# Dataset
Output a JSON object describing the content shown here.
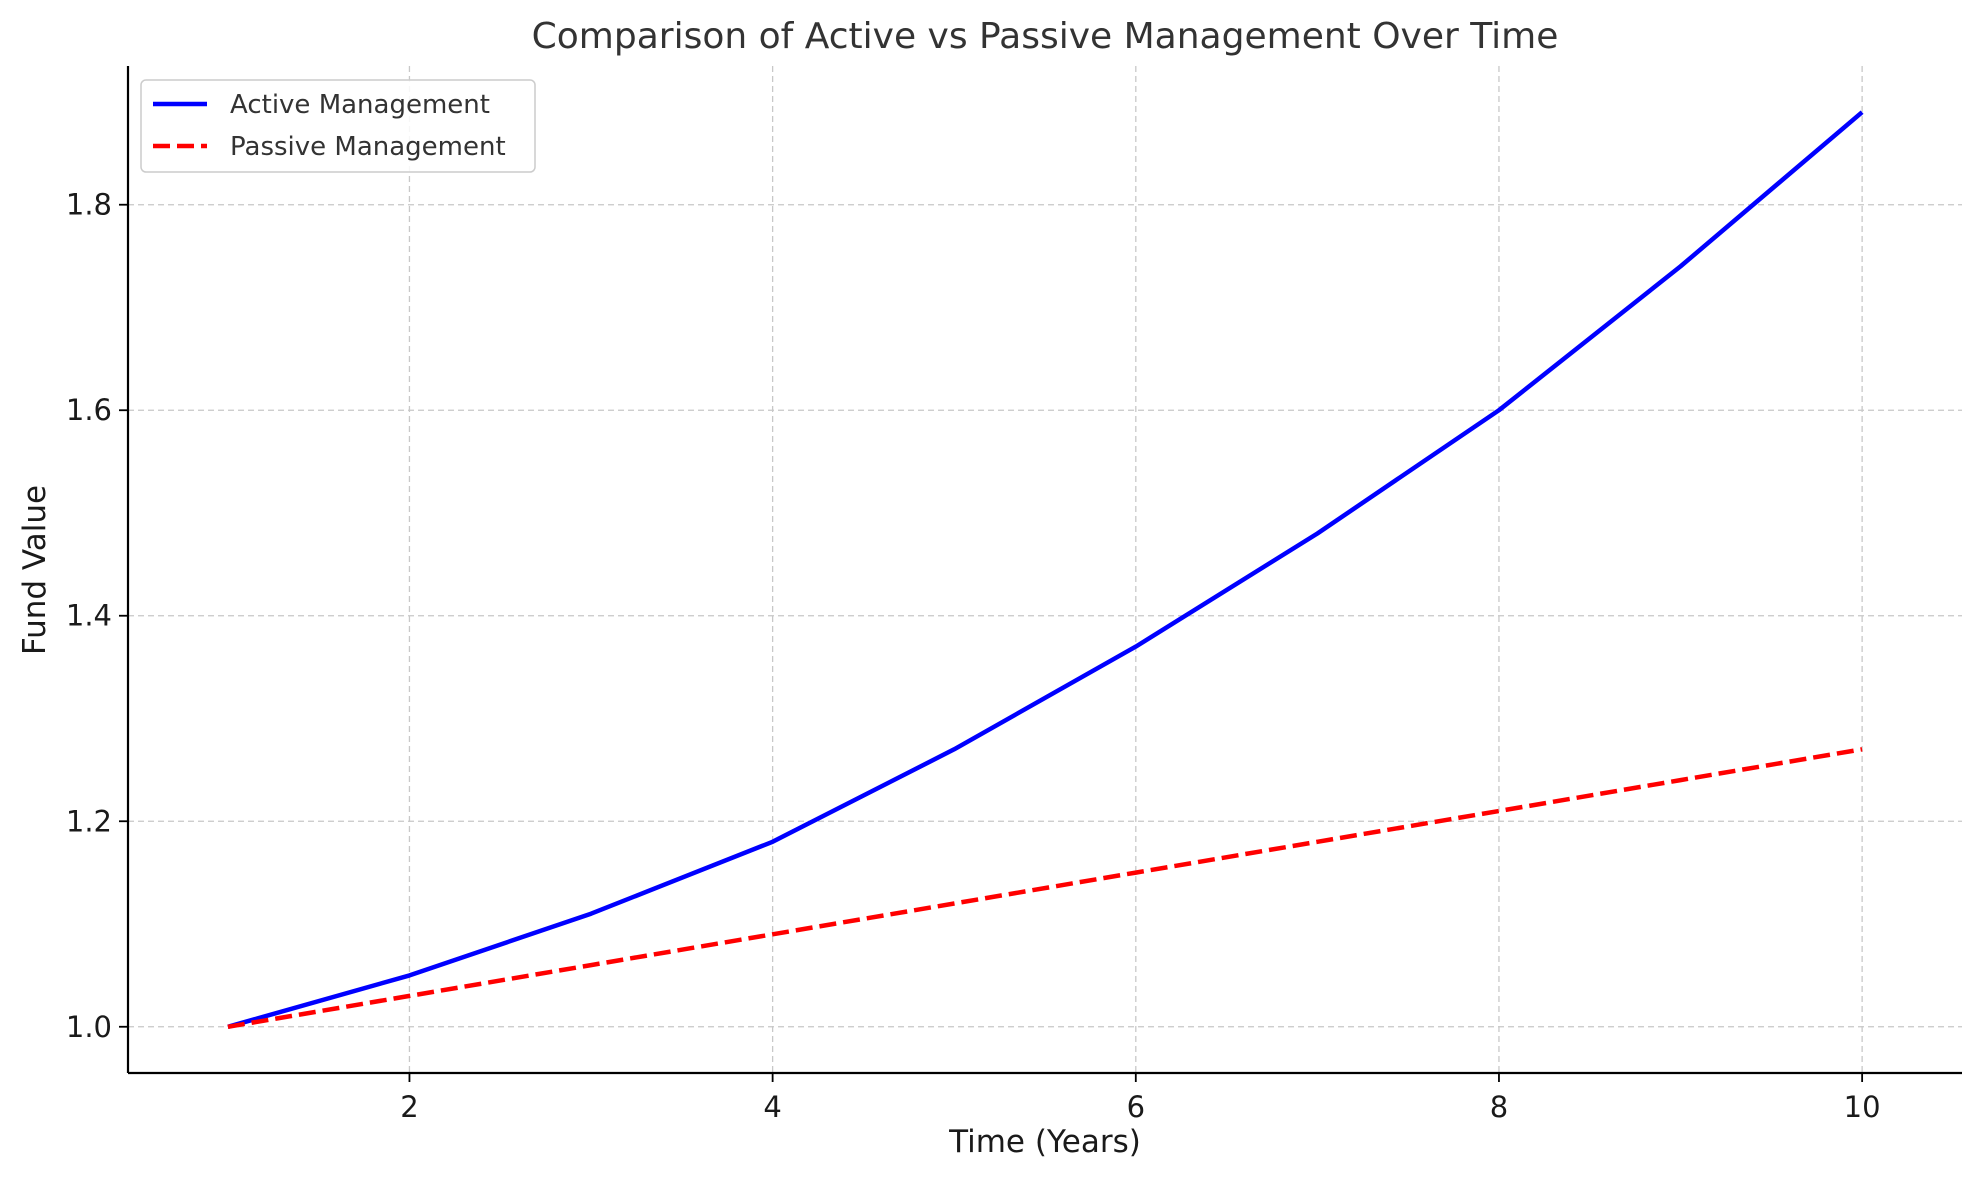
{
  "chart_data": {
    "type": "line",
    "title": "Comparison of Active vs Passive Management Over Time",
    "xlabel": "Time (Years)",
    "ylabel": "Fund Value",
    "x": [
      1,
      2,
      3,
      4,
      5,
      6,
      7,
      8,
      9,
      10
    ],
    "xlim": [
      0.45,
      10.55
    ],
    "ylim": [
      0.955,
      1.935
    ],
    "xticks": [
      2,
      4,
      6,
      8,
      10
    ],
    "yticks": [
      1.0,
      1.2,
      1.4,
      1.6,
      1.8
    ],
    "xtick_labels": [
      "2",
      "4",
      "6",
      "8",
      "10"
    ],
    "ytick_labels": [
      "1.0",
      "1.2",
      "1.4",
      "1.6",
      "1.8"
    ],
    "grid": true,
    "legend_position": "top-left",
    "series": [
      {
        "name": "Active Management",
        "color": "#0000ff",
        "line_style": "solid",
        "values": [
          1.0,
          1.05,
          1.11,
          1.18,
          1.27,
          1.37,
          1.48,
          1.6,
          1.74,
          1.89
        ]
      },
      {
        "name": "Passive Management",
        "color": "#ff0000",
        "line_style": "dashed",
        "values": [
          1.0,
          1.03,
          1.06,
          1.09,
          1.12,
          1.15,
          1.18,
          1.21,
          1.24,
          1.27
        ]
      }
    ]
  }
}
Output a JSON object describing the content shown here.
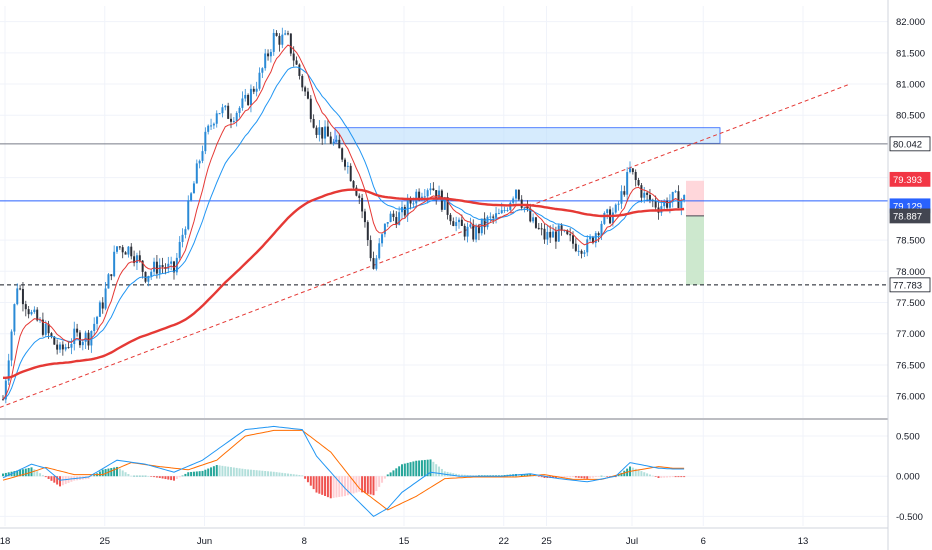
{
  "chart_data": [
    {
      "type": "candlestick",
      "panel": "price",
      "y_ticks": [
        "82.000",
        "81.500",
        "81.000",
        "80.500",
        "79.500",
        "78.500",
        "78.000",
        "77.500",
        "77.000",
        "76.500",
        "76.000"
      ],
      "y_tick_values": [
        82.0,
        81.5,
        81.0,
        80.5,
        79.5,
        78.5,
        78.0,
        77.5,
        77.0,
        76.5,
        76.0
      ],
      "ylim": [
        75.65,
        82.25
      ],
      "x_ticks": [
        "18",
        "25",
        "Jun",
        "8",
        "15",
        "22",
        "25",
        "Jul",
        "6",
        "13"
      ],
      "x_tick_days": [
        0,
        7,
        14,
        21,
        28,
        35,
        38,
        44,
        49,
        56
      ],
      "xlim_days": [
        0,
        63
      ],
      "grid": true,
      "colors": {
        "up": "#2a8ad6",
        "down": "#2b2f38",
        "ema_fast": "#e53935",
        "ema_slow": "#2196f3",
        "ma_long": "#e53935",
        "trendline": "#e53935",
        "supply_zone": "#bbdefb",
        "target_zone": "#c8e6c9",
        "stop_zone": "#ffcdd2"
      },
      "ohlc_anchors": [
        [
          0,
          75.95
        ],
        [
          1,
          77.8
        ],
        [
          2,
          77.3
        ],
        [
          3,
          77.05
        ],
        [
          4,
          76.7
        ],
        [
          5,
          76.95
        ],
        [
          6,
          76.95
        ],
        [
          7,
          77.5
        ],
        [
          8,
          78.4
        ],
        [
          9,
          78.35
        ],
        [
          10,
          77.95
        ],
        [
          11,
          78.1
        ],
        [
          12,
          78.0
        ],
        [
          13,
          79.0
        ],
        [
          14,
          80.0
        ],
        [
          15,
          80.6
        ],
        [
          16,
          80.5
        ],
        [
          17,
          80.7
        ],
        [
          18,
          81.1
        ],
        [
          19,
          81.75
        ],
        [
          20,
          81.7
        ],
        [
          21,
          81.0
        ],
        [
          22,
          80.3
        ],
        [
          23,
          80.1
        ],
        [
          24,
          79.8
        ],
        [
          25,
          79.2
        ],
        [
          26,
          78.05
        ],
        [
          27,
          78.85
        ],
        [
          28,
          78.9
        ],
        [
          29,
          79.25
        ],
        [
          30,
          79.4
        ],
        [
          31,
          79.05
        ],
        [
          32,
          78.7
        ],
        [
          33,
          78.6
        ],
        [
          34,
          78.8
        ],
        [
          35,
          78.9
        ],
        [
          36,
          79.35
        ],
        [
          37,
          78.8
        ],
        [
          38,
          78.55
        ],
        [
          39,
          78.6
        ],
        [
          40,
          78.45
        ],
        [
          41,
          78.4
        ],
        [
          42,
          78.8
        ],
        [
          43,
          78.95
        ],
        [
          44,
          79.6
        ],
        [
          45,
          79.2
        ],
        [
          46,
          79.05
        ],
        [
          47,
          79.15
        ]
      ],
      "levels": [
        {
          "label": "80.042",
          "value": 80.042,
          "color": "#787b86",
          "style": "solid"
        },
        {
          "label": "79.393",
          "value": 79.393,
          "color": "#f23645",
          "style": "solid"
        },
        {
          "label": "79.129",
          "value": 79.129,
          "color": "#2962ff",
          "style": "solid"
        },
        {
          "label": "78.887",
          "value": 78.887,
          "color": "#434651",
          "style": "solid"
        },
        {
          "label": "77.783",
          "value": 77.783,
          "color": "#131722",
          "style": "dashed"
        }
      ]
    },
    {
      "type": "macd",
      "panel": "oscillator",
      "y_ticks": [
        "0.500",
        "0.000",
        "-0.500"
      ],
      "y_tick_values": [
        0.5,
        0.0,
        -0.5
      ],
      "ylim": [
        -0.62,
        0.7
      ],
      "macd_anchors": [
        [
          0,
          -0.02
        ],
        [
          2,
          0.15
        ],
        [
          3,
          0.1
        ],
        [
          4,
          -0.05
        ],
        [
          6,
          -0.01
        ],
        [
          8,
          0.2
        ],
        [
          10,
          0.15
        ],
        [
          12,
          0.05
        ],
        [
          14,
          0.2
        ],
        [
          17,
          0.58
        ],
        [
          19,
          0.62
        ],
        [
          21,
          0.58
        ],
        [
          22,
          0.25
        ],
        [
          24,
          -0.15
        ],
        [
          26,
          -0.5
        ],
        [
          27,
          -0.4
        ],
        [
          28,
          -0.2
        ],
        [
          30,
          0.05
        ],
        [
          32,
          0.0
        ],
        [
          35,
          0.0
        ],
        [
          37,
          0.03
        ],
        [
          39,
          -0.03
        ],
        [
          41,
          -0.07
        ],
        [
          43,
          0.0
        ],
        [
          44,
          0.17
        ],
        [
          46,
          0.1
        ],
        [
          47,
          0.09
        ]
      ],
      "signal_anchors": [
        [
          0,
          -0.05
        ],
        [
          2,
          0.05
        ],
        [
          3,
          0.11
        ],
        [
          5,
          0.02
        ],
        [
          7,
          0.02
        ],
        [
          9,
          0.17
        ],
        [
          11,
          0.12
        ],
        [
          13,
          0.08
        ],
        [
          15,
          0.2
        ],
        [
          17,
          0.5
        ],
        [
          19,
          0.57
        ],
        [
          21,
          0.57
        ],
        [
          23,
          0.3
        ],
        [
          25,
          -0.15
        ],
        [
          27,
          -0.42
        ],
        [
          29,
          -0.25
        ],
        [
          31,
          -0.03
        ],
        [
          33,
          -0.01
        ],
        [
          36,
          -0.01
        ],
        [
          38,
          0.02
        ],
        [
          40,
          -0.04
        ],
        [
          42,
          -0.04
        ],
        [
          44,
          0.06
        ],
        [
          46,
          0.12
        ],
        [
          47,
          0.1
        ]
      ]
    }
  ]
}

# Problem to solve
Please transcribe the material above exactly as written. Leave the pictures out.

# Expected answer
Output a JSON object describing the content shown here.
{
  "chart_data": {
    "type": "line",
    "title": "Comparison of Active vs Passive Management Over Time",
    "xlabel": "Time (Years)",
    "ylabel": "Fund Value",
    "x": [
      1,
      2,
      3,
      4,
      5,
      6,
      7,
      8,
      9,
      10
    ],
    "xlim": [
      0.45,
      10.55
    ],
    "ylim": [
      0.955,
      1.935
    ],
    "xticks": [
      2,
      4,
      6,
      8,
      10
    ],
    "yticks": [
      1.0,
      1.2,
      1.4,
      1.6,
      1.8
    ],
    "xtick_labels": [
      "2",
      "4",
      "6",
      "8",
      "10"
    ],
    "ytick_labels": [
      "1.0",
      "1.2",
      "1.4",
      "1.6",
      "1.8"
    ],
    "grid": true,
    "legend_position": "top-left",
    "series": [
      {
        "name": "Active Management",
        "color": "#0000ff",
        "line_style": "solid",
        "values": [
          1.0,
          1.05,
          1.11,
          1.18,
          1.27,
          1.37,
          1.48,
          1.6,
          1.74,
          1.89
        ]
      },
      {
        "name": "Passive Management",
        "color": "#ff0000",
        "line_style": "dashed",
        "values": [
          1.0,
          1.03,
          1.06,
          1.09,
          1.12,
          1.15,
          1.18,
          1.21,
          1.24,
          1.27
        ]
      }
    ]
  }
}
Output a JSON object describing the content shown here.
{
  "chart_data": [
    {
      "type": "candlestick",
      "panel": "price",
      "y_ticks": [
        "82.000",
        "81.500",
        "81.000",
        "80.500",
        "79.500",
        "78.500",
        "78.000",
        "77.500",
        "77.000",
        "76.500",
        "76.000"
      ],
      "y_tick_values": [
        82.0,
        81.5,
        81.0,
        80.5,
        79.5,
        78.5,
        78.0,
        77.5,
        77.0,
        76.5,
        76.0
      ],
      "ylim": [
        75.65,
        82.25
      ],
      "x_ticks": [
        "18",
        "25",
        "Jun",
        "8",
        "15",
        "22",
        "25",
        "Jul",
        "6",
        "13"
      ],
      "x_tick_days": [
        0,
        7,
        14,
        21,
        28,
        35,
        38,
        44,
        49,
        56
      ],
      "xlim_days": [
        0,
        63
      ],
      "grid": true,
      "colors": {
        "up": "#2a8ad6",
        "down": "#2b2f38",
        "ema_fast": "#e53935",
        "ema_slow": "#2196f3",
        "ma_long": "#e53935",
        "trendline": "#e53935",
        "supply_zone": "#bbdefb",
        "target_zone": "#c8e6c9",
        "stop_zone": "#ffcdd2"
      },
      "ohlc_anchors": [
        [
          0,
          75.95
        ],
        [
          1,
          77.8
        ],
        [
          2,
          77.3
        ],
        [
          3,
          77.05
        ],
        [
          4,
          76.7
        ],
        [
          5,
          76.95
        ],
        [
          6,
          76.95
        ],
        [
          7,
          77.5
        ],
        [
          8,
          78.4
        ],
        [
          9,
          78.35
        ],
        [
          10,
          77.95
        ],
        [
          11,
          78.1
        ],
        [
          12,
          78.0
        ],
        [
          13,
          79.0
        ],
        [
          14,
          80.0
        ],
        [
          15,
          80.6
        ],
        [
          16,
          80.5
        ],
        [
          17,
          80.7
        ],
        [
          18,
          81.1
        ],
        [
          19,
          81.75
        ],
        [
          20,
          81.7
        ],
        [
          21,
          81.0
        ],
        [
          22,
          80.3
        ],
        [
          23,
          80.1
        ],
        [
          24,
          79.8
        ],
        [
          25,
          79.2
        ],
        [
          26,
          78.05
        ],
        [
          27,
          78.85
        ],
        [
          28,
          78.9
        ],
        [
          29,
          79.25
        ],
        [
          30,
          79.4
        ],
        [
          31,
          79.05
        ],
        [
          32,
          78.7
        ],
        [
          33,
          78.6
        ],
        [
          34,
          78.8
        ],
        [
          35,
          78.9
        ],
        [
          36,
          79.35
        ],
        [
          37,
          78.8
        ],
        [
          38,
          78.55
        ],
        [
          39,
          78.6
        ],
        [
          40,
          78.45
        ],
        [
          41,
          78.4
        ],
        [
          42,
          78.8
        ],
        [
          43,
          78.95
        ],
        [
          44,
          79.6
        ],
        [
          45,
          79.2
        ],
        [
          46,
          79.05
        ],
        [
          47,
          79.15
        ]
      ],
      "levels": [
        {
          "label": "80.042",
          "value": 80.042,
          "color": "#787b86",
          "style": "solid"
        },
        {
          "label": "79.393",
          "value": 79.393,
          "color": "#f23645",
          "style": "solid"
        },
        {
          "label": "79.129",
          "value": 79.129,
          "color": "#2962ff",
          "style": "solid"
        },
        {
          "label": "78.887",
          "value": 78.887,
          "color": "#434651",
          "style": "solid"
        },
        {
          "label": "77.783",
          "value": 77.783,
          "color": "#131722",
          "style": "dashed"
        }
      ]
    },
    {
      "type": "macd",
      "panel": "oscillator",
      "y_ticks": [
        "0.500",
        "0.000",
        "-0.500"
      ],
      "y_tick_values": [
        0.5,
        0.0,
        -0.5
      ],
      "ylim": [
        -0.62,
        0.7
      ],
      "macd_anchors": [
        [
          0,
          -0.02
        ],
        [
          2,
          0.15
        ],
        [
          3,
          0.1
        ],
        [
          4,
          -0.05
        ],
        [
          6,
          -0.01
        ],
        [
          8,
          0.2
        ],
        [
          10,
          0.15
        ],
        [
          12,
          0.05
        ],
        [
          14,
          0.2
        ],
        [
          17,
          0.58
        ],
        [
          19,
          0.62
        ],
        [
          21,
          0.58
        ],
        [
          22,
          0.25
        ],
        [
          24,
          -0.15
        ],
        [
          26,
          -0.5
        ],
        [
          27,
          -0.4
        ],
        [
          28,
          -0.2
        ],
        [
          30,
          0.05
        ],
        [
          32,
          0.0
        ],
        [
          35,
          0.0
        ],
        [
          37,
          0.03
        ],
        [
          39,
          -0.03
        ],
        [
          41,
          -0.07
        ],
        [
          43,
          0.0
        ],
        [
          44,
          0.17
        ],
        [
          46,
          0.1
        ],
        [
          47,
          0.09
        ]
      ],
      "signal_anchors": [
        [
          0,
          -0.05
        ],
        [
          2,
          0.05
        ],
        [
          3,
          0.11
        ],
        [
          5,
          0.02
        ],
        [
          7,
          0.02
        ],
        [
          9,
          0.17
        ],
        [
          11,
          0.12
        ],
        [
          13,
          0.08
        ],
        [
          15,
          0.2
        ],
        [
          17,
          0.5
        ],
        [
          19,
          0.57
        ],
        [
          21,
          0.57
        ],
        [
          23,
          0.3
        ],
        [
          25,
          -0.15
        ],
        [
          27,
          -0.42
        ],
        [
          29,
          -0.25
        ],
        [
          31,
          -0.03
        ],
        [
          33,
          -0.01
        ],
        [
          36,
          -0.01
        ],
        [
          38,
          0.02
        ],
        [
          40,
          -0.04
        ],
        [
          42,
          -0.04
        ],
        [
          44,
          0.06
        ],
        [
          46,
          0.12
        ],
        [
          47,
          0.1
        ]
      ]
    }
  ]
}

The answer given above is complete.